[start of Dataset]
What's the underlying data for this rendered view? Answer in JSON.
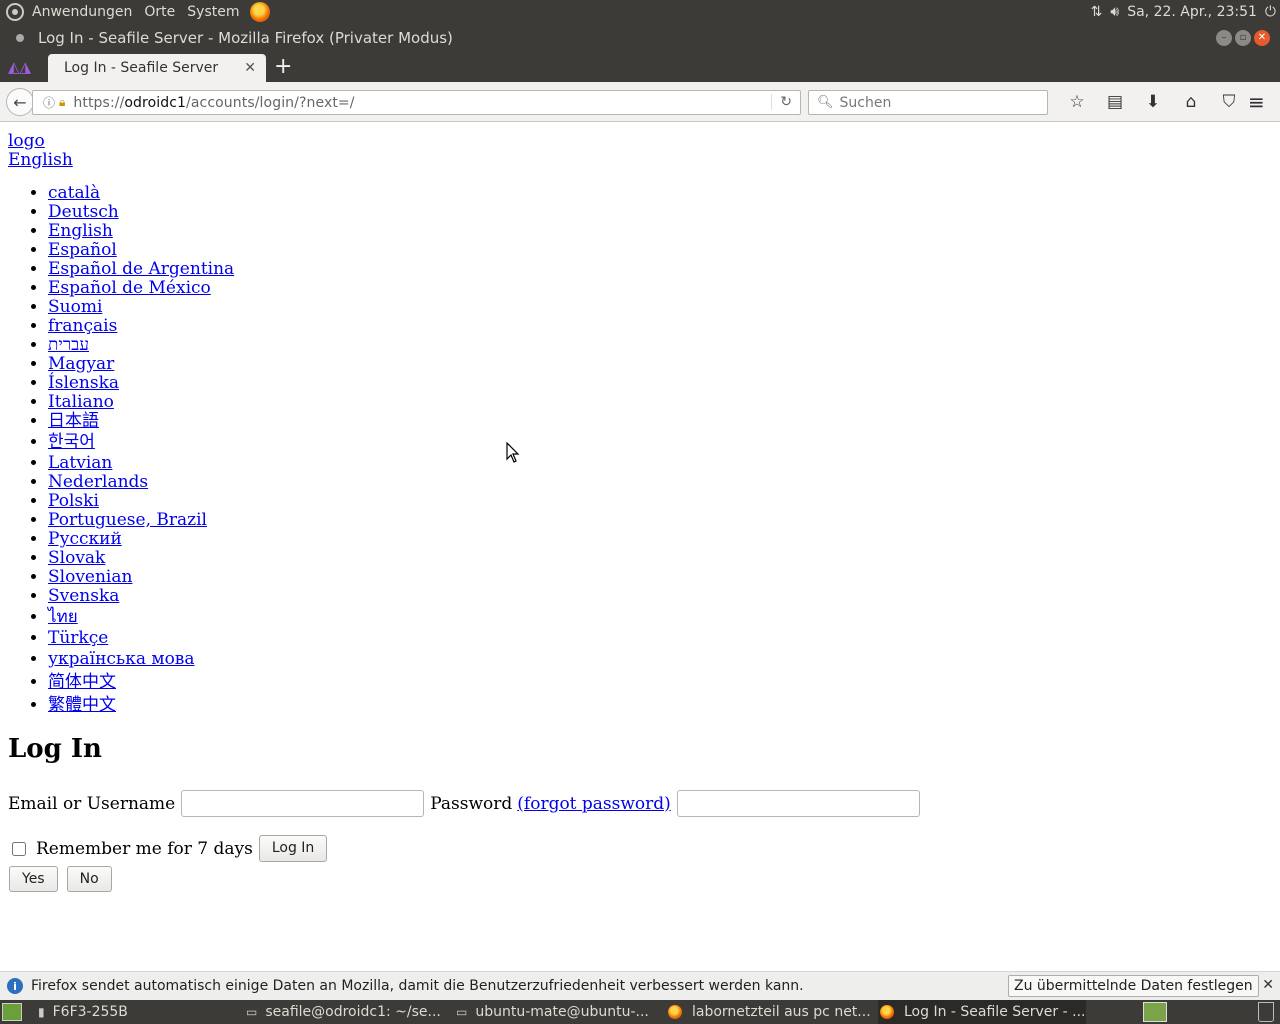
{
  "system_panel": {
    "menus": [
      "Anwendungen",
      "Orte",
      "System"
    ],
    "clock": "Sa, 22. Apr., 23:51"
  },
  "window": {
    "title": "Log In - Seafile Server - Mozilla Firefox (Privater Modus)"
  },
  "tabs": [
    {
      "label": "Log In - Seafile Server"
    }
  ],
  "navbar": {
    "url_prefix": "https://",
    "url_host": "odroidc1",
    "url_path": "/accounts/login/?next=/",
    "search_placeholder": "Suchen"
  },
  "page": {
    "logo_link": "logo",
    "current_language": "English",
    "languages": [
      "català",
      "Deutsch",
      "English",
      "Español",
      "Español de Argentina",
      "Español de México",
      "Suomi",
      "français",
      "עברית",
      "Magyar",
      "Íslenska",
      "Italiano",
      "日本語",
      "한국어",
      "Latvian",
      "Nederlands",
      "Polski",
      "Portuguese, Brazil",
      "Русский",
      "Slovak",
      "Slovenian",
      "Svenska",
      "ไทย",
      "Türkçe",
      "українська мова",
      "简体中文",
      "繁體中文"
    ],
    "heading": "Log In",
    "username_label": "Email or Username",
    "password_label": "Password",
    "forgot_password": "(forgot password)",
    "remember_label": "Remember me for 7 days",
    "login_button": "Log In",
    "yes_button": "Yes",
    "no_button": "No"
  },
  "notification": {
    "message": "Firefox sendet automatisch einige Daten an Mozilla, damit die Benutzerzufriedenheit verbessert werden kann.",
    "button": "Zu übermittelnde Daten festlegen"
  },
  "taskbar": {
    "items": [
      "F6F3-255B",
      "seafile@odroidc1: ~/se...",
      "ubuntu-mate@ubuntu-...",
      "labornetzteil aus pc net...",
      "Log In - Seafile Server - ..."
    ]
  },
  "colors": {
    "panel": "#3c3b37",
    "link": "#0000ee",
    "close_button": "#e65a2e"
  }
}
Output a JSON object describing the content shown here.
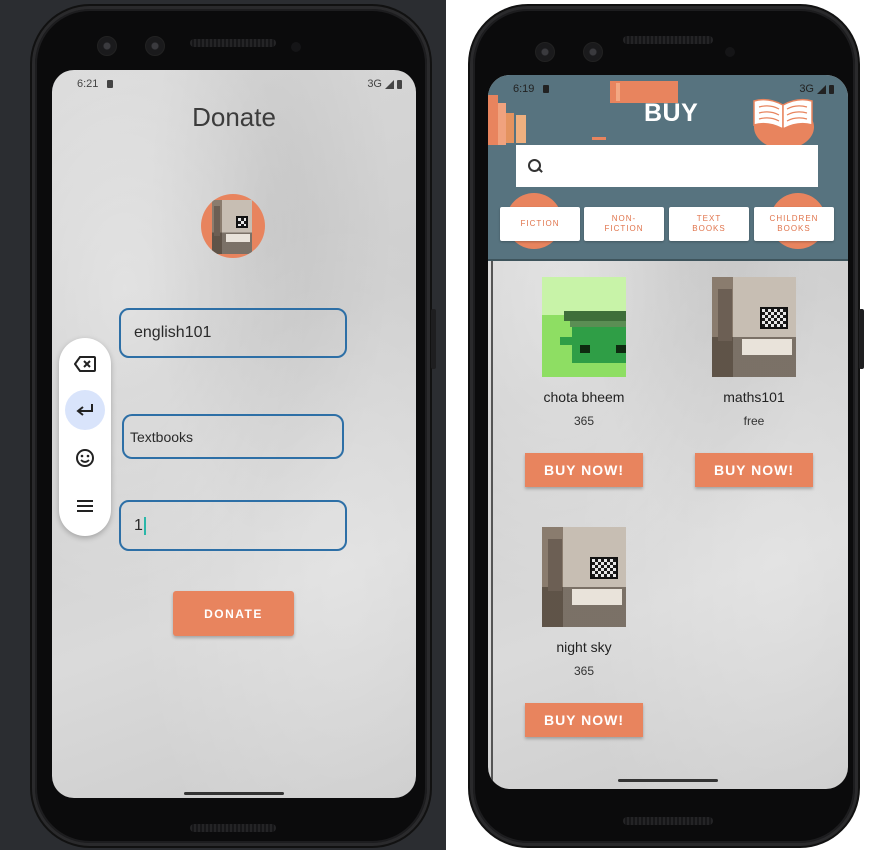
{
  "left_screen": {
    "status": {
      "time": "6:21",
      "network": "3G"
    },
    "title": "Donate",
    "fields": {
      "book_name": "english101",
      "category": "Textbooks",
      "quantity": "1"
    },
    "donate_label": "DONATE"
  },
  "right_screen": {
    "status": {
      "time": "6:19",
      "network": "3G"
    },
    "header_title": "BUY",
    "search_placeholder": "",
    "categories": [
      {
        "label": "FICTION"
      },
      {
        "label": "NON-\nFICTION"
      },
      {
        "label": "TEXT\nBOOKS"
      },
      {
        "label": "CHILDREN\nBOOKS"
      }
    ],
    "books": [
      {
        "name": "chota bheem",
        "price": "365",
        "buy_label": "BUY NOW!"
      },
      {
        "name": "maths101",
        "price": "free",
        "buy_label": "BUY NOW!"
      },
      {
        "name": "night sky",
        "price": "365",
        "buy_label": "BUY NOW!"
      }
    ]
  },
  "colors": {
    "accent": "#e8845e",
    "field_border": "#2d6fa6",
    "header": "#57737f"
  },
  "icons": {
    "keyboard": [
      "backspace-icon",
      "enter-icon",
      "emoji-icon",
      "menu-icon"
    ],
    "search": "search-icon"
  }
}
[end of Dataset]
▶ _Do this_: Without including any pictures, print all of the material exactly as given.

▶ _Correct output_:
What's the underlying data for this rendered view? Answer in JSON.
{
  "system_panel": {
    "menus": [
      "Anwendungen",
      "Orte",
      "System"
    ],
    "clock": "Sa, 22. Apr., 23:51"
  },
  "window": {
    "title": "Log In - Seafile Server - Mozilla Firefox (Privater Modus)"
  },
  "tabs": [
    {
      "label": "Log In - Seafile Server"
    }
  ],
  "navbar": {
    "url_prefix": "https://",
    "url_host": "odroidc1",
    "url_path": "/accounts/login/?next=/",
    "search_placeholder": "Suchen"
  },
  "page": {
    "logo_link": "logo",
    "current_language": "English",
    "languages": [
      "català",
      "Deutsch",
      "English",
      "Español",
      "Español de Argentina",
      "Español de México",
      "Suomi",
      "français",
      "עברית",
      "Magyar",
      "Íslenska",
      "Italiano",
      "日本語",
      "한국어",
      "Latvian",
      "Nederlands",
      "Polski",
      "Portuguese, Brazil",
      "Русский",
      "Slovak",
      "Slovenian",
      "Svenska",
      "ไทย",
      "Türkçe",
      "українська мова",
      "简体中文",
      "繁體中文"
    ],
    "heading": "Log In",
    "username_label": "Email or Username",
    "password_label": "Password",
    "forgot_password": "(forgot password)",
    "remember_label": "Remember me for 7 days",
    "login_button": "Log In",
    "yes_button": "Yes",
    "no_button": "No"
  },
  "notification": {
    "message": "Firefox sendet automatisch einige Daten an Mozilla, damit die Benutzerzufriedenheit verbessert werden kann.",
    "button": "Zu übermittelnde Daten festlegen"
  },
  "taskbar": {
    "items": [
      "F6F3-255B",
      "seafile@odroidc1: ~/se...",
      "ubuntu-mate@ubuntu-...",
      "labornetzteil aus pc net...",
      "Log In - Seafile Server - ..."
    ]
  },
  "colors": {
    "panel": "#3c3b37",
    "link": "#0000ee",
    "close_button": "#e65a2e"
  }
}
Output a JSON object describing the content shown here.
{
  "left_screen": {
    "status": {
      "time": "6:21",
      "network": "3G"
    },
    "title": "Donate",
    "fields": {
      "book_name": "english101",
      "category": "Textbooks",
      "quantity": "1"
    },
    "donate_label": "DONATE"
  },
  "right_screen": {
    "status": {
      "time": "6:19",
      "network": "3G"
    },
    "header_title": "BUY",
    "search_placeholder": "",
    "categories": [
      {
        "label": "FICTION"
      },
      {
        "label": "NON-\nFICTION"
      },
      {
        "label": "TEXT\nBOOKS"
      },
      {
        "label": "CHILDREN\nBOOKS"
      }
    ],
    "books": [
      {
        "name": "chota bheem",
        "price": "365",
        "buy_label": "BUY NOW!"
      },
      {
        "name": "maths101",
        "price": "free",
        "buy_label": "BUY NOW!"
      },
      {
        "name": "night sky",
        "price": "365",
        "buy_label": "BUY NOW!"
      }
    ]
  },
  "colors": {
    "accent": "#e8845e",
    "field_border": "#2d6fa6",
    "header": "#57737f"
  },
  "icons": {
    "keyboard": [
      "backspace-icon",
      "enter-icon",
      "emoji-icon",
      "menu-icon"
    ],
    "search": "search-icon"
  }
}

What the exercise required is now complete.